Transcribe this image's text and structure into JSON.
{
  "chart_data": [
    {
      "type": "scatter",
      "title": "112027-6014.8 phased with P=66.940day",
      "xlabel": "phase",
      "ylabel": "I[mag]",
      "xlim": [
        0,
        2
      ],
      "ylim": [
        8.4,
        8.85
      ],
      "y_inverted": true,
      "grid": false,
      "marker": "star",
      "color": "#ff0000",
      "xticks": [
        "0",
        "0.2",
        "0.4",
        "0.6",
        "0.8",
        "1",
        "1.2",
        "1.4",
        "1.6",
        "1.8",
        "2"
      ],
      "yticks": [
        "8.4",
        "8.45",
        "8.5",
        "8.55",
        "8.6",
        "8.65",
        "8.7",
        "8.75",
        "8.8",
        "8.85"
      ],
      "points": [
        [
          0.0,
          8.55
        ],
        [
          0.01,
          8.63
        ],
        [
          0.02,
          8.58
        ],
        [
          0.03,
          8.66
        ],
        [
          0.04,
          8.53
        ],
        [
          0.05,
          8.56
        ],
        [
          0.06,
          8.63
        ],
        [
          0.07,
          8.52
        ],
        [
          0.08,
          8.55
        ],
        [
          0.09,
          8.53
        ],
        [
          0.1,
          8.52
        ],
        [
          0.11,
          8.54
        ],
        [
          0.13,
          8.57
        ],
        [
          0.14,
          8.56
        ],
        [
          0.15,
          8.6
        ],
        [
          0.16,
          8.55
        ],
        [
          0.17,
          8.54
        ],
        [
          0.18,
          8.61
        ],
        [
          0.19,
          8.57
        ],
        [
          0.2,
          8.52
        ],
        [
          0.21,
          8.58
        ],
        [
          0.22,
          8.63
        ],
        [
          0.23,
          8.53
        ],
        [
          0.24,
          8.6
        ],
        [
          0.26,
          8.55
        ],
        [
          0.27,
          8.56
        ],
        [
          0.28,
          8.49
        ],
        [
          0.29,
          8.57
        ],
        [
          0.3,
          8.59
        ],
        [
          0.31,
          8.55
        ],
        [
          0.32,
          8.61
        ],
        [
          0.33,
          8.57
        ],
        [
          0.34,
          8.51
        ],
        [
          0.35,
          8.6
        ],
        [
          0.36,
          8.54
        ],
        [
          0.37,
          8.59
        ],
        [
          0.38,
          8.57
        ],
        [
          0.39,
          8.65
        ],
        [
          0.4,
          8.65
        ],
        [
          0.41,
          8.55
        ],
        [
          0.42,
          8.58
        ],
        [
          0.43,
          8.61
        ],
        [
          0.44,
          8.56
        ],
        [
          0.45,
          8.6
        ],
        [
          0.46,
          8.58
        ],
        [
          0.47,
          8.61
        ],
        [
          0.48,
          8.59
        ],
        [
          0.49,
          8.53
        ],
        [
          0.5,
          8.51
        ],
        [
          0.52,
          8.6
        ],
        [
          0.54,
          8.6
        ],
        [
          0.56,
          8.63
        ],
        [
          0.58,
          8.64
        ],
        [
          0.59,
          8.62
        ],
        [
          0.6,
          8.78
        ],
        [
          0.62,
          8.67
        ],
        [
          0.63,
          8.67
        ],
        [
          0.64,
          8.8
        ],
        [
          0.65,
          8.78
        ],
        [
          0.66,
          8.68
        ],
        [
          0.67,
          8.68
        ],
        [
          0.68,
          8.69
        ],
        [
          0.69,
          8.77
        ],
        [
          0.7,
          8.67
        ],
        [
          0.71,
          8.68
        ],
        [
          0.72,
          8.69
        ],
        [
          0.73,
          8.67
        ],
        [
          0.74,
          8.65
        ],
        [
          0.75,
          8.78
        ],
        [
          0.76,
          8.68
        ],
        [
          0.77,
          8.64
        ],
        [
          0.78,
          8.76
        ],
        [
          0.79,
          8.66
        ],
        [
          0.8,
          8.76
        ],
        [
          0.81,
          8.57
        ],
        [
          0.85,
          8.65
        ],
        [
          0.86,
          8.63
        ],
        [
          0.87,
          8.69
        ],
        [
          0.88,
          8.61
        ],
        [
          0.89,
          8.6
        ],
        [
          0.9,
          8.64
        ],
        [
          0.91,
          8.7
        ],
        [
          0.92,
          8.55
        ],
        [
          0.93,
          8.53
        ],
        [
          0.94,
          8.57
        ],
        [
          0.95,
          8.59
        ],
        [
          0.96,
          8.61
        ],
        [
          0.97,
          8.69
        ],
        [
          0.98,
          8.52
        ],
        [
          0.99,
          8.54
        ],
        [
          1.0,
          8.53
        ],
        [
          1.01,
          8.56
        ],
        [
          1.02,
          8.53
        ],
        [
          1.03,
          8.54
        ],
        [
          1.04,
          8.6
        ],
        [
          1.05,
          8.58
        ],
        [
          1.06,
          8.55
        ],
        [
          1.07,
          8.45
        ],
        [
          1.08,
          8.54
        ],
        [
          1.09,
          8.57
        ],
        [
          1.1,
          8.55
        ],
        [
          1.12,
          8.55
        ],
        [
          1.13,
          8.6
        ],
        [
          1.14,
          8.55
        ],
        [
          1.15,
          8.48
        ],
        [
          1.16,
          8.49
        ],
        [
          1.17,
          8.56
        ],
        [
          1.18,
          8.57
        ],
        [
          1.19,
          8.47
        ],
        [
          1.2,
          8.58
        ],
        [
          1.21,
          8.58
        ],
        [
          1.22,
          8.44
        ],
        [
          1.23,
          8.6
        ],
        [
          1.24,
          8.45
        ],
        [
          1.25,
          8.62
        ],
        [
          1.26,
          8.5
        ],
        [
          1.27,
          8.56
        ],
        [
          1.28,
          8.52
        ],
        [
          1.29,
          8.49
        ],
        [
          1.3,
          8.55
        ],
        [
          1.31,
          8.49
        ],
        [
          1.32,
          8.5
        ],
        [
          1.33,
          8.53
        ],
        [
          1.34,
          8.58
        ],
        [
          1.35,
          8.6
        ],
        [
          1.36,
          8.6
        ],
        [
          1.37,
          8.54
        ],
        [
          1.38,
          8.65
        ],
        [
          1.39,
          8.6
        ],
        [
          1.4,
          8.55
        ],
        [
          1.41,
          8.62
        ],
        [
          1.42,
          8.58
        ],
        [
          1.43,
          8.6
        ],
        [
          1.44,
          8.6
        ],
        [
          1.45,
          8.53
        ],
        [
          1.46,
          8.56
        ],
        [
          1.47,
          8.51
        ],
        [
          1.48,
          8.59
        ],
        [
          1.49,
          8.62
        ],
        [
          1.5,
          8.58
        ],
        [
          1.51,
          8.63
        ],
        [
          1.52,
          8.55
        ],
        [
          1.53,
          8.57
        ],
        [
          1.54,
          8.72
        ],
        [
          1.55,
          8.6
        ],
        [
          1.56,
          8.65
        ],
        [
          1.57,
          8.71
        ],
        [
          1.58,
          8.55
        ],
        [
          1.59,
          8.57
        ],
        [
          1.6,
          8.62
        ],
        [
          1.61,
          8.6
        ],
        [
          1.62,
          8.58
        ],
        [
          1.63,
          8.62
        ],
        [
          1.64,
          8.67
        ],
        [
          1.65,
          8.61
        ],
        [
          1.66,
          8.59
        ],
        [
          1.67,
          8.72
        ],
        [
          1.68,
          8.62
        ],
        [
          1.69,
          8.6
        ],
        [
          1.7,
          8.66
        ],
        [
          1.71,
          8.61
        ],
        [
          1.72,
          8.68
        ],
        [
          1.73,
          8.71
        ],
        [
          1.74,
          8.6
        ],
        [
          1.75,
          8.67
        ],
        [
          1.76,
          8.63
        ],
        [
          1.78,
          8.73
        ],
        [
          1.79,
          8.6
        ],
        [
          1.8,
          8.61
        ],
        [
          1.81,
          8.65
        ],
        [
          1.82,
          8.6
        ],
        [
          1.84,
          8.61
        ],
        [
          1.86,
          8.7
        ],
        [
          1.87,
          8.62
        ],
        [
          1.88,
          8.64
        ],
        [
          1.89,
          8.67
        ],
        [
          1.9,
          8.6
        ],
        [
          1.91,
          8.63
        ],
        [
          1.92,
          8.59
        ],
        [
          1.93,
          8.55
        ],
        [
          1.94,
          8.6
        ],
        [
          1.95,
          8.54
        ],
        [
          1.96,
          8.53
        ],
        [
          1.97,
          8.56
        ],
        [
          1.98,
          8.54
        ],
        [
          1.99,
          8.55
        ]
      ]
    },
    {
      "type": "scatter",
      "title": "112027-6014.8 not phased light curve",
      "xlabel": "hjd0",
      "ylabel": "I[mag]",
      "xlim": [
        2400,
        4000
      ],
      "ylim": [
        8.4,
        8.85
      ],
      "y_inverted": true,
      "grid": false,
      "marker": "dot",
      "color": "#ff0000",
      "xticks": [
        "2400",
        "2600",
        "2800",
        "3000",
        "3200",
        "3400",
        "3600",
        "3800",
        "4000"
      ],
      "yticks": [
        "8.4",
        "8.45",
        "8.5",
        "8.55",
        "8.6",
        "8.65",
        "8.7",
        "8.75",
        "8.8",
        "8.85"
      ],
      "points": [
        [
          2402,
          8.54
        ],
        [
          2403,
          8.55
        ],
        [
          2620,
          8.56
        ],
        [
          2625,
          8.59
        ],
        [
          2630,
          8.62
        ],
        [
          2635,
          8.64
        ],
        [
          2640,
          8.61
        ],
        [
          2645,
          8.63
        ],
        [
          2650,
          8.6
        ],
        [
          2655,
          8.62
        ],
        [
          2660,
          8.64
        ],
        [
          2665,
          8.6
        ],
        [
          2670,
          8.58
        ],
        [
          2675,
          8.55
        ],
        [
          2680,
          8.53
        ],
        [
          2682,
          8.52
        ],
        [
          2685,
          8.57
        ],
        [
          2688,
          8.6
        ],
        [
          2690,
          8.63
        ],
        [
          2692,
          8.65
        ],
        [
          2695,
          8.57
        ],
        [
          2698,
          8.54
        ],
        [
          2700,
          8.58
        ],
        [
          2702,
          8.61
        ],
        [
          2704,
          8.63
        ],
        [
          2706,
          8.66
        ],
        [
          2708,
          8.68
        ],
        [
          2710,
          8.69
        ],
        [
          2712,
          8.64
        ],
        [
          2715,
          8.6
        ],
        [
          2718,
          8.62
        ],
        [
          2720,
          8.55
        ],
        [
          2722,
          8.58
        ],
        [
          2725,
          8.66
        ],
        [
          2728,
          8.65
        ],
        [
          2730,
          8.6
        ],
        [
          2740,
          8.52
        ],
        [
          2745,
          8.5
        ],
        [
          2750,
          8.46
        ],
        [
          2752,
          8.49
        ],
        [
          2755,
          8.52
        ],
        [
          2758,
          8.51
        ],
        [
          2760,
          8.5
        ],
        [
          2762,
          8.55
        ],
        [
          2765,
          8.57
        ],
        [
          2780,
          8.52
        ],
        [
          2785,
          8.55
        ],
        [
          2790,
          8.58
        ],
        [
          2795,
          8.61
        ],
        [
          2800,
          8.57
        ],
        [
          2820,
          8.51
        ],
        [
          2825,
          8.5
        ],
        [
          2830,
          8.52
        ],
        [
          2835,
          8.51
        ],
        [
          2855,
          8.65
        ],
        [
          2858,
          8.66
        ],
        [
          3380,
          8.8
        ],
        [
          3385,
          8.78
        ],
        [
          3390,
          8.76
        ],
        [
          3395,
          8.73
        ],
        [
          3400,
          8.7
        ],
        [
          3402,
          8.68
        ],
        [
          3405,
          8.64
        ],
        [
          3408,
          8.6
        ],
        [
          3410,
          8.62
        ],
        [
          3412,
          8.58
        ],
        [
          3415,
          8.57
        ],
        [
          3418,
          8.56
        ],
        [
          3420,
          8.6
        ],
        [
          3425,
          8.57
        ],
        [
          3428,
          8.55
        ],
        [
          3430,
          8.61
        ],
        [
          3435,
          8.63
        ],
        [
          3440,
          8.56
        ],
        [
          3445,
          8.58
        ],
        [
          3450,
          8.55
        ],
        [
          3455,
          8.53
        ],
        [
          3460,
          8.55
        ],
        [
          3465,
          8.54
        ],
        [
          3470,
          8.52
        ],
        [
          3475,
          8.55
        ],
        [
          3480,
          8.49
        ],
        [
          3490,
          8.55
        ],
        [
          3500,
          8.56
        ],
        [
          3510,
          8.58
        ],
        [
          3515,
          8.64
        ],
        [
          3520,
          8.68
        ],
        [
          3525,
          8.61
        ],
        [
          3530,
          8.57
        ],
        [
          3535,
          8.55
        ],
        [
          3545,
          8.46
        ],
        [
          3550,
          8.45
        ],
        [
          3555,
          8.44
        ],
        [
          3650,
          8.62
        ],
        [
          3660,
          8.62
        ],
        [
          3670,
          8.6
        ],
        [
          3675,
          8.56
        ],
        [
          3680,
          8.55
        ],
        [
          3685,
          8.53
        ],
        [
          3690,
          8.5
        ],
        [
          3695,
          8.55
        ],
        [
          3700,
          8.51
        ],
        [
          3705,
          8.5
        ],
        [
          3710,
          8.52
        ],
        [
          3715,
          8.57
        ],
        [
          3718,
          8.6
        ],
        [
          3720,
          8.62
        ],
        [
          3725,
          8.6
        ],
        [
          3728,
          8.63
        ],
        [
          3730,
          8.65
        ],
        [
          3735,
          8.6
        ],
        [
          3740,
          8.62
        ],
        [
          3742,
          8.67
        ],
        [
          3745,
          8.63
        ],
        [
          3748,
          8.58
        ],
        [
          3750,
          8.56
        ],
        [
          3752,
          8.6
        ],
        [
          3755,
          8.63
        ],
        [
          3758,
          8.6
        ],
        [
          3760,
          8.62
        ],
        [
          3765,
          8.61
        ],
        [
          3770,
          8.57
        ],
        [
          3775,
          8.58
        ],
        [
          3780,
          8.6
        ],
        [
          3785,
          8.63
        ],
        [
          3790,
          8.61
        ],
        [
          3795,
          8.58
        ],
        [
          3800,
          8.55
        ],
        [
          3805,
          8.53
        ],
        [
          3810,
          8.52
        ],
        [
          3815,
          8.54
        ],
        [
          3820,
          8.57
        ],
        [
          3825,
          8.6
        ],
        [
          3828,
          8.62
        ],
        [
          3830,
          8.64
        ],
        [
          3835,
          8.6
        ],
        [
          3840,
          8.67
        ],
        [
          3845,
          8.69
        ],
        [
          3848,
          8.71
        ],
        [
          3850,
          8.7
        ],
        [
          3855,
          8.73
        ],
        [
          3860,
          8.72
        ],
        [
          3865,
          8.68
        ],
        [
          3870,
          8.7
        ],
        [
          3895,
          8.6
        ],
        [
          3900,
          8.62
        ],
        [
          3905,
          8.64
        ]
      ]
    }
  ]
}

TO BE DONE: Report how many lines of the records above contain the word "phased", giving only the number.

RIGHT ANSWER: 2